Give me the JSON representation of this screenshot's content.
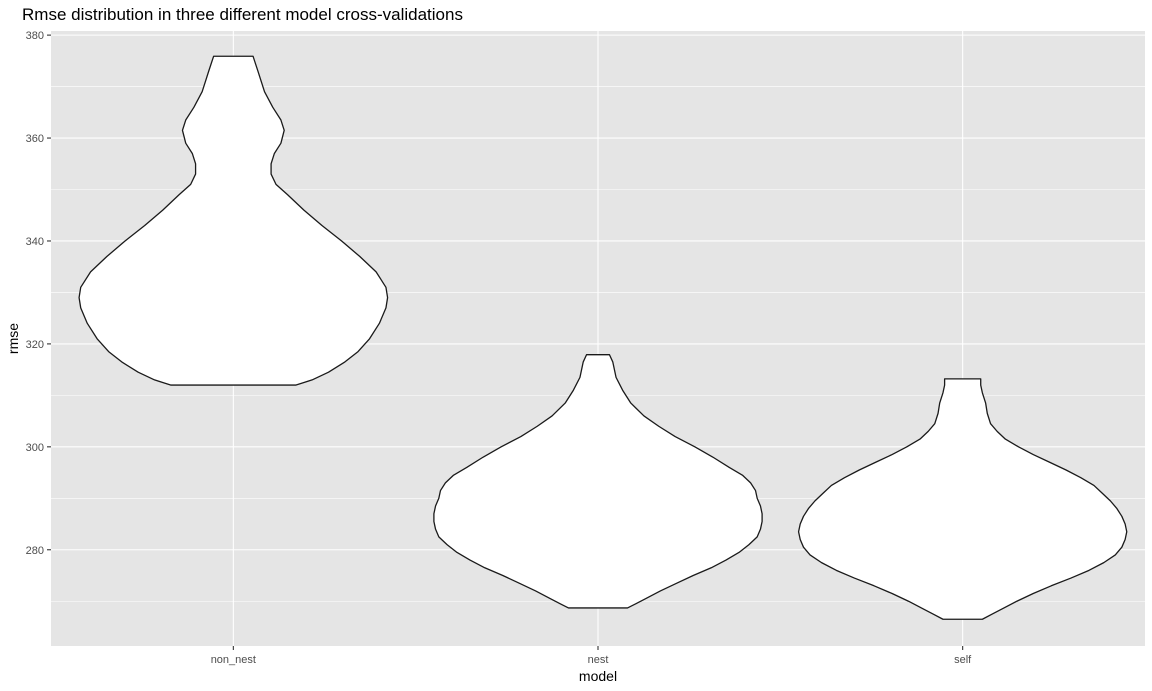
{
  "chart_data": {
    "type": "violin",
    "title": "Rmse distribution in three different model cross-validations",
    "xlabel": "model",
    "ylabel": "rmse",
    "categories": [
      "non_nest",
      "nest",
      "self"
    ],
    "ylim": [
      261.3,
      380.8
    ],
    "yticks": [
      280,
      300,
      320,
      340,
      360,
      380
    ],
    "grid": true,
    "background": "#e5e5e5",
    "violins": [
      {
        "category": "non_nest",
        "min": 312.0,
        "max": 375.9,
        "profile": [
          [
            312.0,
            0.38
          ],
          [
            313.0,
            0.48
          ],
          [
            314.5,
            0.58
          ],
          [
            316.5,
            0.68
          ],
          [
            318.5,
            0.76
          ],
          [
            321.0,
            0.83
          ],
          [
            324.0,
            0.89
          ],
          [
            327.0,
            0.93
          ],
          [
            329.0,
            0.94
          ],
          [
            331.0,
            0.93
          ],
          [
            334.0,
            0.87
          ],
          [
            337.0,
            0.77
          ],
          [
            340.0,
            0.66
          ],
          [
            343.0,
            0.54
          ],
          [
            346.0,
            0.43
          ],
          [
            349.0,
            0.33
          ],
          [
            351.0,
            0.26
          ],
          [
            353.0,
            0.23
          ],
          [
            355.0,
            0.23
          ],
          [
            357.0,
            0.25
          ],
          [
            359.0,
            0.29
          ],
          [
            361.5,
            0.31
          ],
          [
            363.5,
            0.29
          ],
          [
            366.0,
            0.24
          ],
          [
            369.0,
            0.19
          ],
          [
            371.0,
            0.17
          ],
          [
            373.0,
            0.15
          ],
          [
            375.9,
            0.12
          ]
        ]
      },
      {
        "category": "nest",
        "min": 268.7,
        "max": 317.9,
        "profile": [
          [
            268.7,
            0.18
          ],
          [
            269.5,
            0.23
          ],
          [
            270.5,
            0.29
          ],
          [
            272.0,
            0.38
          ],
          [
            273.5,
            0.48
          ],
          [
            275.0,
            0.58
          ],
          [
            276.5,
            0.69
          ],
          [
            278.0,
            0.78
          ],
          [
            279.5,
            0.86
          ],
          [
            281.0,
            0.92
          ],
          [
            282.5,
            0.97
          ],
          [
            284.0,
            0.99
          ],
          [
            285.5,
            1.0
          ],
          [
            287.0,
            1.0
          ],
          [
            288.5,
            0.99
          ],
          [
            290.0,
            0.97
          ],
          [
            291.5,
            0.96
          ],
          [
            293.0,
            0.93
          ],
          [
            294.5,
            0.88
          ],
          [
            296.0,
            0.8
          ],
          [
            298.0,
            0.7
          ],
          [
            300.0,
            0.59
          ],
          [
            302.0,
            0.47
          ],
          [
            304.0,
            0.37
          ],
          [
            306.0,
            0.28
          ],
          [
            308.5,
            0.2
          ],
          [
            311.0,
            0.15
          ],
          [
            313.5,
            0.11
          ],
          [
            315.0,
            0.1
          ],
          [
            316.5,
            0.09
          ],
          [
            317.9,
            0.07
          ]
        ]
      },
      {
        "category": "self",
        "min": 266.5,
        "max": 313.2,
        "profile": [
          [
            266.5,
            0.12
          ],
          [
            267.5,
            0.18
          ],
          [
            268.5,
            0.24
          ],
          [
            270.0,
            0.33
          ],
          [
            271.5,
            0.43
          ],
          [
            273.0,
            0.54
          ],
          [
            274.5,
            0.66
          ],
          [
            276.0,
            0.77
          ],
          [
            277.5,
            0.86
          ],
          [
            279.0,
            0.93
          ],
          [
            280.5,
            0.97
          ],
          [
            282.0,
            0.99
          ],
          [
            283.5,
            1.0
          ],
          [
            285.0,
            0.99
          ],
          [
            286.5,
            0.97
          ],
          [
            288.0,
            0.94
          ],
          [
            289.5,
            0.9
          ],
          [
            291.0,
            0.85
          ],
          [
            292.5,
            0.8
          ],
          [
            294.0,
            0.72
          ],
          [
            295.5,
            0.63
          ],
          [
            297.0,
            0.53
          ],
          [
            298.5,
            0.43
          ],
          [
            300.0,
            0.34
          ],
          [
            301.5,
            0.26
          ],
          [
            303.0,
            0.21
          ],
          [
            304.5,
            0.17
          ],
          [
            306.5,
            0.15
          ],
          [
            308.5,
            0.14
          ],
          [
            310.5,
            0.12
          ],
          [
            312.0,
            0.11
          ],
          [
            313.2,
            0.11
          ]
        ]
      }
    ]
  }
}
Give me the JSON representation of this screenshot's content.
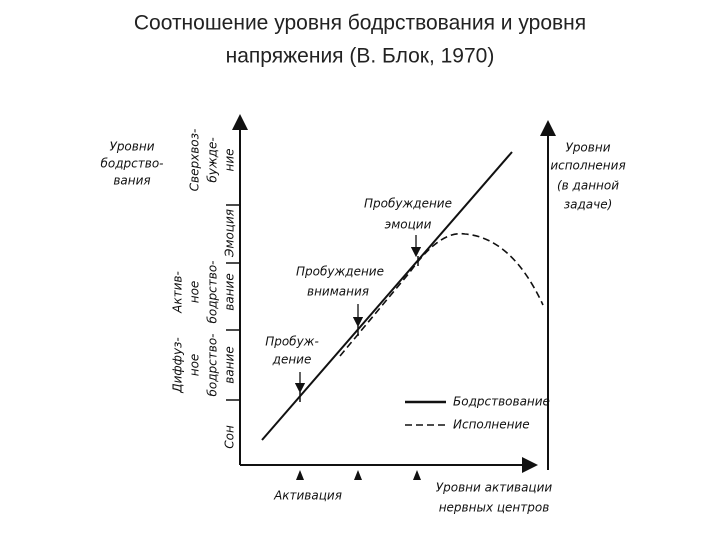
{
  "title": {
    "lines": [
      "Соотношение уровня бодрствования и уровня",
      "напряжения (В. Блок, 1970)"
    ]
  },
  "left_axis": {
    "label_lines": [
      "Уровни",
      "бодрство-",
      "вания"
    ]
  },
  "levels": [
    {
      "lines": [
        "Сон"
      ]
    },
    {
      "lines": [
        "Диффуз-",
        "ное",
        "бодрство-",
        "вание"
      ]
    },
    {
      "lines": [
        "Актив-",
        "ное",
        "бодрство-",
        "вание"
      ]
    },
    {
      "lines": [
        "Эмоция"
      ]
    },
    {
      "lines": [
        "Сверхвоз-",
        "бужде-",
        "ние"
      ]
    }
  ],
  "right_axis": {
    "label_lines": [
      "Уровни",
      "исполнения",
      "(в данной",
      "задаче)"
    ]
  },
  "annotations": [
    {
      "lines": [
        "Пробуж-",
        "дение"
      ]
    },
    {
      "lines": [
        "Пробуждение",
        "внимания"
      ]
    },
    {
      "lines": [
        "Пробуждение",
        "эмоции"
      ]
    }
  ],
  "legend": [
    "Бодрствование",
    "Исполнение"
  ],
  "x_axis": {
    "label": "Активация",
    "title_lines": [
      "Уровни активации",
      "нервных центров"
    ]
  }
}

---

_Given instruction_.
Each line that contains the string "category" counts once; say how many there are and nothing else.

_Written response_.
3